Data entries

--- start ---

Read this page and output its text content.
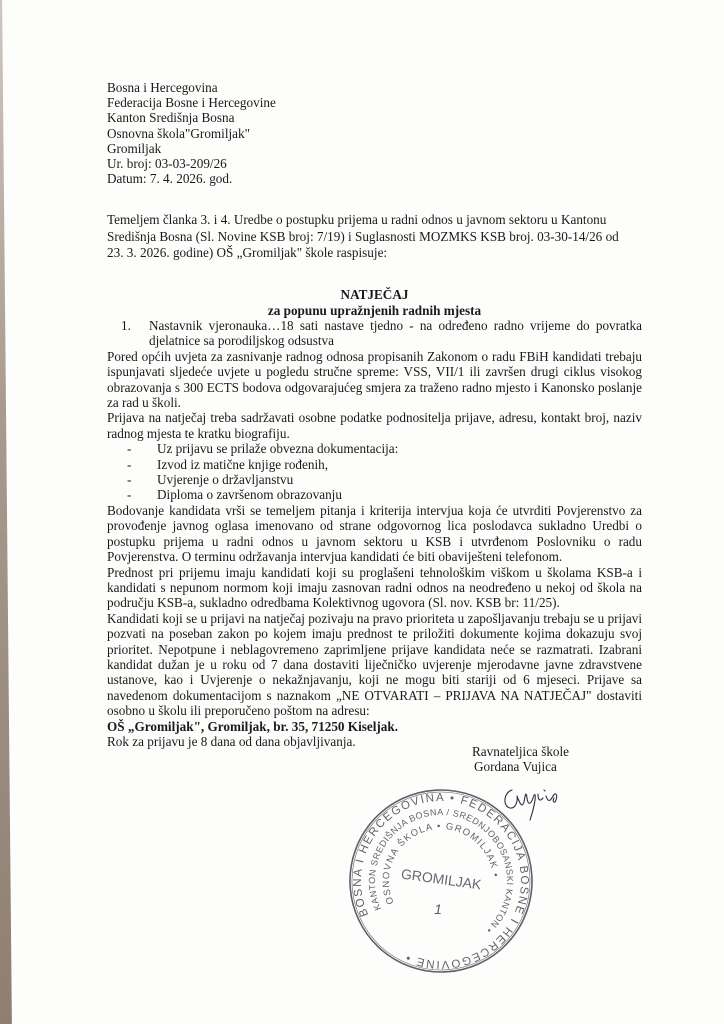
Bosna i Hercegovina
Federacija Bosne i Hercegovine
Kanton Središnja Bosna
Osnovna škola"Gromiljak"
Gromiljak
Ur. broj: 03-03-209/26
Datum: 7. 4. 2026. god.
Temeljem članka 3. i 4. Uredbe o postupku prijema u radni odnos u javnom sektoru u Kantonu
Središnja Bosna (Sl. Novine KSB broj: 7/19) i Suglasnosti MOZMKS KSB broj. 03-30-14/26 od
23. 3. 2026. godine) OŠ „Gromiljak" škole raspisuje:
NATJEČAJ
za popunu upražnjenih radnih mjesta
1.	Nastavnik vjeronauka…18 sati nastave tjedno - na određeno radno vrijeme do povratka djelatnice sa porodiljskog odsustva

Pored općih uvjeta za zasnivanje radnog odnosa propisanih Zakonom o radu FBiH kandidati trebaju ispunjavati sljedeće uvjete u pogledu stručne spreme: VSS, VII/1 ili završen drugi ciklus visokog obrazovanja s 300 ECTS bodova odgovarajućeg smjera za traženo radno mjesto i Kanonsko poslanje za rad u školi.

Prijava na natječaj treba sadržavati osobne podatke podnositelja prijave, adresu, kontakt broj, naziv radnog mjesta te kratku biografiju.

-	Uz prijavu se prilaže obvezna dokumentacija:
-	Izvod iz matične knjige rođenih,
-	Uvjerenje o državljanstvu
-	Diploma o završenom obrazovanju

Bodovanje kandidata vrši se temeljem pitanja i kriterija intervjua koja će utvrditi Povjerenstvo za provođenje javnog oglasa imenovano od strane odgovornog lica poslodavca sukladno Uredbi o postupku prijema u radni odnos u javnom sektoru u KSB i utvrđenom Poslovniku o radu Povjerenstva. O terminu održavanja intervjua kandidati će biti obaviješteni telefonom.

Prednost pri prijemu imaju kandidati koji su proglašeni tehnološkim viškom u školama KSB-a i kandidati s nepunom normom koji imaju zasnovan radni odnos na neodređeno u nekoj od škola na području KSB-a, sukladno odredbama Kolektivnog ugovora (Sl. nov. KSB br: 11/25).

Kandidati koji se u prijavi na natječaj pozivaju na pravo prioriteta u zapošljavanju trebaju se u prijavi pozvati na poseban zakon po kojem imaju prednost te priložiti dokumente kojima dokazuju svoj prioritet. Nepotpune i neblagovremeno zaprimljene prijave kandidata neće se razmatrati. Izabrani kandidat dužan je u roku od 7 dana dostaviti liječničko uvjerenje mjerodavne javne zdravstvene ustanove, kao i Uvjerenje o nekažnjavanju, koji ne mogu biti stariji od 6 mjeseci. Prijave sa navedenom dokumentacijom s naznakom „NE OTVARATI – PRIJAVA NA NATJEČAJ" dostaviti osobno u školu ili preporučeno poštom na adresu:

OŠ „Gromiljak", Gromiljak, br. 35, 71250 Kiseljak.
Rok za prijavu je 8 dana od dana objavljivanja.
Ravnateljica škole
Gordana Vujica
BOSNA I HERCEGOVINA • FEDERACIJA BOSNE I HERCEGOVINE •
KANTON SREDIŠNJA BOSNA / SREDNJOBOSANSKI KANTON •
OSNOVNA ŠKOLA • GROMILJAK •
GROMILJAK
1
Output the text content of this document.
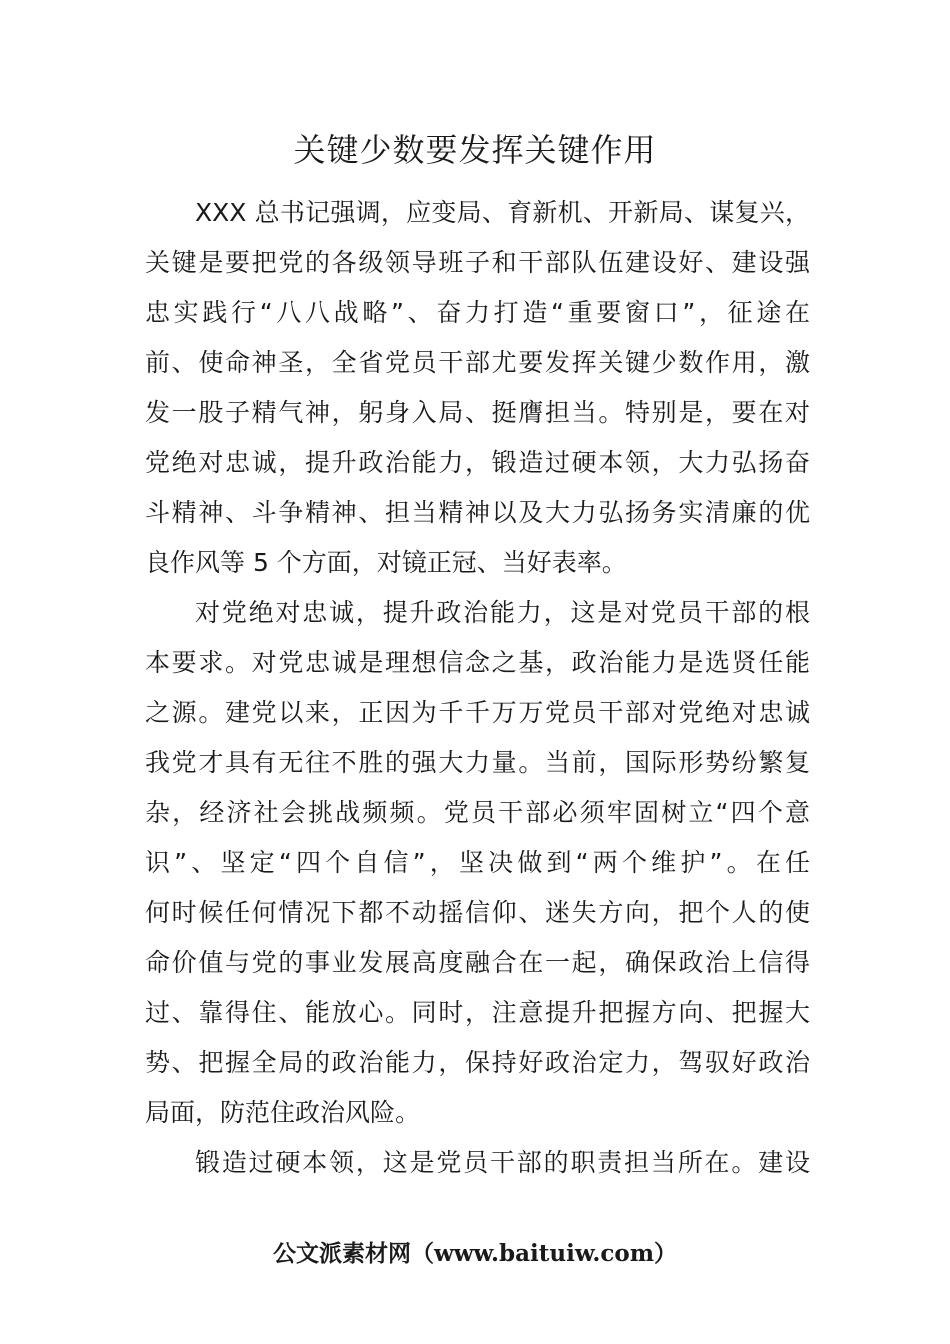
关键少数要发挥关键作用
XXX 总书记强调，应变局、育新机、开新局、谋复兴，
关键是要把党的各级领导班子和干部队伍建设好、建设强
忠实践行“八八战略”、奋力打造“重要窗口”，征途在
前、使命神圣，全省党员干部尤要发挥关键少数作用，激
发一股子精气神，躬身入局、挺膺担当。特别是，要在对
党绝对忠诚，提升政治能力，锻造过硬本领，大力弘扬奋
斗精神、斗争精神、担当精神以及大力弘扬务实清廉的优
良作风等 5 个方面，对镜正冠、当好表率。
对党绝对忠诚，提升政治能力，这是对党员干部的根
本要求。对党忠诚是理想信念之基，政治能力是选贤任能
之源。建党以来，正因为千千万万党员干部对党绝对忠诚
我党才具有无往不胜的强大力量。当前，国际形势纷繁复
杂，经济社会挑战频频。党员干部必须牢固树立“四个意
识”、坚定“四个自信”，坚决做到“两个维护”。在任
何时候任何情况下都不动摇信仰、迷失方向，把个人的使
命价值与党的事业发展高度融合在一起，确保政治上信得
过、靠得住、能放心。同时，注意提升把握方向、把握大
势、把握全局的政治能力，保持好政治定力，驾驭好政治
局面，防范住政治风险。
锻造过硬本领，这是党员干部的职责担当所在。建设
公文派素材网（www.baituiw.com）
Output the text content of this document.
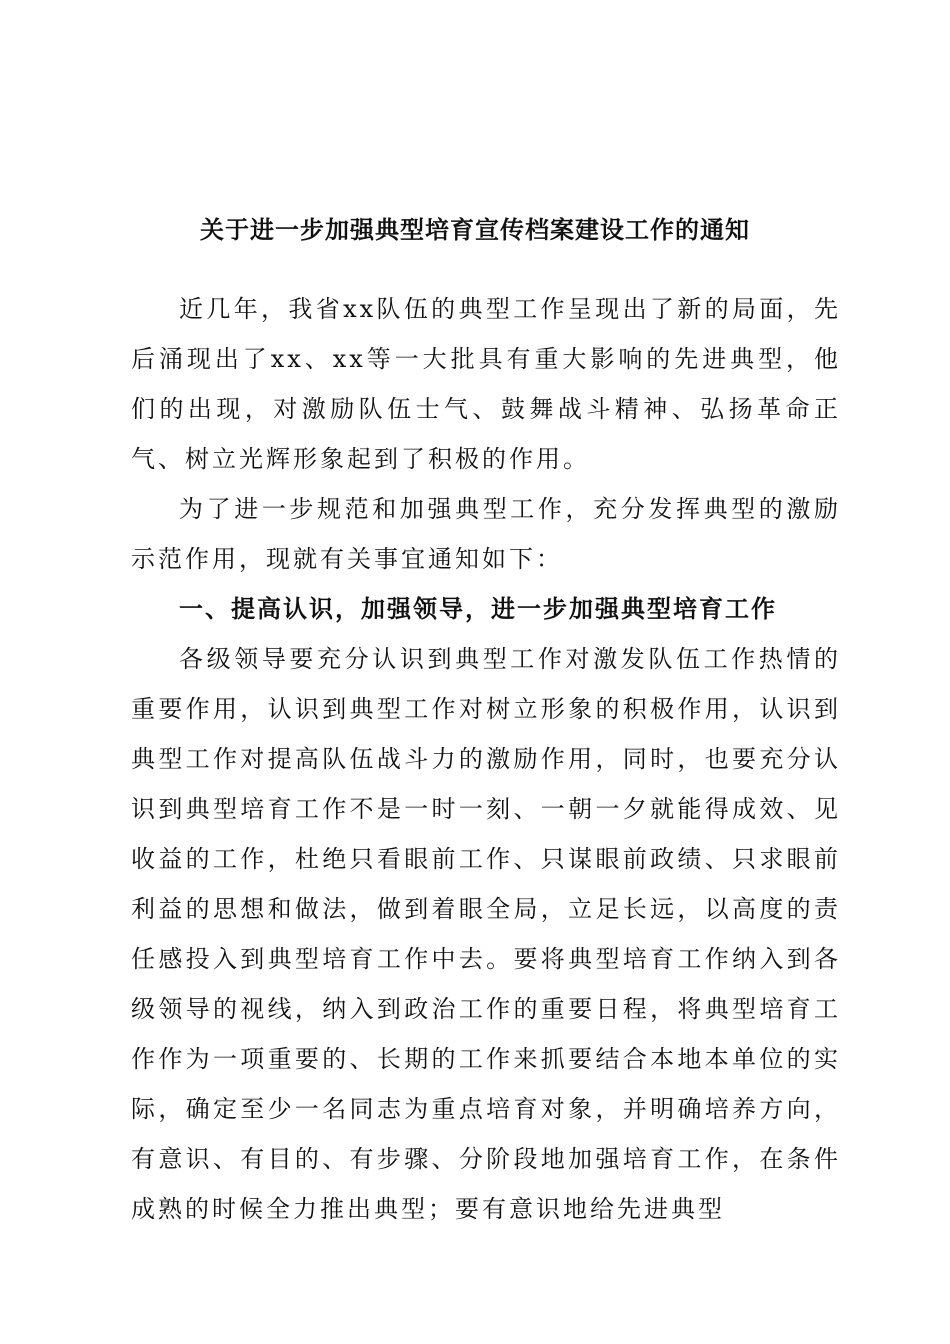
关于进一步加强典型培育宣传档案建设工作的通知

近几年，我省xx队伍的典型工作呈现出了新的局面，先后涌现出了xx、xx等一大批具有重大影响的先进典型，他们的出现，对激励队伍士气、鼓舞战斗精神、弘扬革命正气、树立光辉形象起到了积极的作用。

为了进一步规范和加强典型工作，充分发挥典型的激励示范作用，现就有关事宜通知如下：

一、提高认识，加强领导，进一步加强典型培育工作

各级领导要充分认识到典型工作对激发队伍工作热情的重要作用，认识到典型工作对树立形象的积极作用，认识到典型工作对提高队伍战斗力的激励作用，同时，也要充分认识到典型培育工作不是一时一刻、一朝一夕就能得成效、见收益的工作，杜绝只看眼前工作、只谋眼前政绩、只求眼前利益的思想和做法，做到着眼全局，立足长远，以高度的责任感投入到典型培育工作中去。要将典型培育工作纳入到各级领导的视线，纳入到政治工作的重要日程，将典型培育工作作为一项重要的、长期的工作来抓要结合本地本单位的实际，确定至少一名同志为重点培育对象，并明确培养方向，有意识、有目的、有步骤、分阶段地加强培育工作，在条件成熟的时候全力推出典型；要有意识地给先进典型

--- end ---

[Instructions for the task] Pull every line containing the word "锻造过硬本领" out of the material.

[Task output]
党绝对忠诚，提升政治能力，锻造过硬本领，大力弘扬奋
锻造过硬本领，这是党员干部的职责担当所在。建设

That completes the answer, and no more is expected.